> **READING TEXT**
— START —

The Department of Justice (DOJ) and Securities and Exchange Commission (SEC) continued their stunning run of 2016 Foreign Corrupt Practices Act (FCPA) enforcement actions right up to the end of the year with the announcement of the resolution of the General Cable Corporation (General Cable) enforcement action. It was settled with the DOJ via a Non-Prosecution Agreement (NPA) and the SEC via a Cease and Desist Order (General Cable Order). There was also the resolution of a civil charge by the SEC against a former General Cable executive, Karl Zimmer, via a Cease and Desist Order (Zimmer Order).

 

The fines and penalties paid by General Cable were not insignificant. The company paid a $20MM fine based upon its criminal conduct and paid another $51MM in profit disgorgement. Finally, based upon the conduct laid out by the SEC in the General Cable Order, the company was assessed another $6.5MM for violations of the FCPA’s accounting provisions. The $20MM figure reflects a 50% discount off the bottom of the US Sentencing Guidelines fine range, demonstrating that as bad as the underlying bribery and corruption may have been, the DOJ will give significant credit when the company meets the requirements under the FCPA Pilot Program. As Assistant Attorney General Leslie Caldwell stated in the DOJ Press Release, “General Cable paid bribes to officials in multiple countries in a scheme that involved a high-level executive of the company and resulted in profits of more than $50 million worldwide. But General Cable also voluntarily self-disclosed this misconduct to the government, fully cooperated and remediated. This resolution demonstrates the very real upside to coming in and cooperating with federal prosecutors and investigators. It also reflects our ongoing commitment to transparency.”

— END —

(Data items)
— START —

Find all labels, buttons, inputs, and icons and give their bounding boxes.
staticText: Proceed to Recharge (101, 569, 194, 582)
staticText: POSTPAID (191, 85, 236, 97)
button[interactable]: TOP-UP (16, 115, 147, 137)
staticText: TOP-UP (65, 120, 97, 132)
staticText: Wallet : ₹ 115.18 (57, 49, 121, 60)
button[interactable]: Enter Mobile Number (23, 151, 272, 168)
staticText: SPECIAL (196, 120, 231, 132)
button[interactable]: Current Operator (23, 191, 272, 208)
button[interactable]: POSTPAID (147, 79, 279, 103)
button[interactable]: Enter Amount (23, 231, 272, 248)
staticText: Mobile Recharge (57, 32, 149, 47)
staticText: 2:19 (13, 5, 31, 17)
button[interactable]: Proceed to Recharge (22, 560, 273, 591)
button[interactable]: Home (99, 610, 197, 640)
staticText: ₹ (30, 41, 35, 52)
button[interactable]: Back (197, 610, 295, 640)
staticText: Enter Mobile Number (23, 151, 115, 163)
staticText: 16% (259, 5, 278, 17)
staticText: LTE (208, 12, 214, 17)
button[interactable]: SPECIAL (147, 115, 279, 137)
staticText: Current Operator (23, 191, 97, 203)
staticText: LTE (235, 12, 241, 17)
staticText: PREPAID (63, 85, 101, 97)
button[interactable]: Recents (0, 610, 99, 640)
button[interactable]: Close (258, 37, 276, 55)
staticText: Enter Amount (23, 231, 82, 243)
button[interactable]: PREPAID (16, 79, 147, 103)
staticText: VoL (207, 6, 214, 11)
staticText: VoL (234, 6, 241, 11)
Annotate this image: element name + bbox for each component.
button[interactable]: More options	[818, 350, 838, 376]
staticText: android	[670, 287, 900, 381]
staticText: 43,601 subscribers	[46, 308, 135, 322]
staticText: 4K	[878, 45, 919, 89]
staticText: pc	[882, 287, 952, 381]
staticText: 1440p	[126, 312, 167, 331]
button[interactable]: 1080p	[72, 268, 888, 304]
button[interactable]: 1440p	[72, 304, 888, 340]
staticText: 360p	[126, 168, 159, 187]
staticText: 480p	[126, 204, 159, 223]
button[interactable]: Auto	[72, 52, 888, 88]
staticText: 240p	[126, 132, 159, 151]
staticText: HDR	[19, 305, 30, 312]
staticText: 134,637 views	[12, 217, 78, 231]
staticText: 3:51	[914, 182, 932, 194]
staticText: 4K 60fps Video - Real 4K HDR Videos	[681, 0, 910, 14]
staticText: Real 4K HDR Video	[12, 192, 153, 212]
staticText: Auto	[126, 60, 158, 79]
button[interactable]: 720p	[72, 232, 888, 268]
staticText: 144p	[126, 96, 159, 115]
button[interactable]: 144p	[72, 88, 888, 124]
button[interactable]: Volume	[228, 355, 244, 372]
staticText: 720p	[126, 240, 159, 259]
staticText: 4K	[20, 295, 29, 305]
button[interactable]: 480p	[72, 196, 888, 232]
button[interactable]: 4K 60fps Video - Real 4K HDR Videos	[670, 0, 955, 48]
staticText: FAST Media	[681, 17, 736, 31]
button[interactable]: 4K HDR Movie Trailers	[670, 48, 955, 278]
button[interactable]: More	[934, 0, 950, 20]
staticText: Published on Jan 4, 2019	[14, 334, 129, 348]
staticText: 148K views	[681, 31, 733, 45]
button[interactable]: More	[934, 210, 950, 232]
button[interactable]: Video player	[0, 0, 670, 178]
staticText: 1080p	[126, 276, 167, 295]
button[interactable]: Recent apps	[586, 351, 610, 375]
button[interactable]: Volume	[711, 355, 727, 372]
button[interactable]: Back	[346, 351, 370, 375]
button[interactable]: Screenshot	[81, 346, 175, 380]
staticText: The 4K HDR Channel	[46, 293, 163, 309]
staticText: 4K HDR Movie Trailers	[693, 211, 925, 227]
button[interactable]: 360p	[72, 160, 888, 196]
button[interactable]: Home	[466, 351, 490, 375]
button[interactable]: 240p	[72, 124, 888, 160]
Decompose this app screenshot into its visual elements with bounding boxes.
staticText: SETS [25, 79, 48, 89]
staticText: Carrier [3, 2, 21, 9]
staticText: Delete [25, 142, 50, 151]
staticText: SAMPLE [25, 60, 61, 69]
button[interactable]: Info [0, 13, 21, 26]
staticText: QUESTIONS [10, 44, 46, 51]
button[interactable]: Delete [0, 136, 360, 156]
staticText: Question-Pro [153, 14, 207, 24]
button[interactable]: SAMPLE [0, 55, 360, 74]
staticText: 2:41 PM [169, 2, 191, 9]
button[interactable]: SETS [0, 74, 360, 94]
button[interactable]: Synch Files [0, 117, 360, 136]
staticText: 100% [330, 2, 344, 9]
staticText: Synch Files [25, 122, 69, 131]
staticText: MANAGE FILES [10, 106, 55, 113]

— END —

> **EXERCISE INSTRUCTIONS**
a) Answer these questions from the text on the General Cable FCPA resolution:
(i) Through what instrument did General Cable settle with the DOJ?
(ii) How much did the company pay in profit disgorgement?
(iii) What discount does the $20MM fine reflect?
b) Collect every line of the entries that contains the string "Operator". Case counts.

> **RESPONSES TO THE TASKS**
a)
(i) A Non-Prosecution Agreement (NPA)
(ii) $51MM
(iii) A 50% discount off the bottom of the US Sentencing Guidelines fine range

b)
button[interactable]: Current Operator (23, 191, 272, 208)
staticText: Current Operator (23, 191, 97, 203)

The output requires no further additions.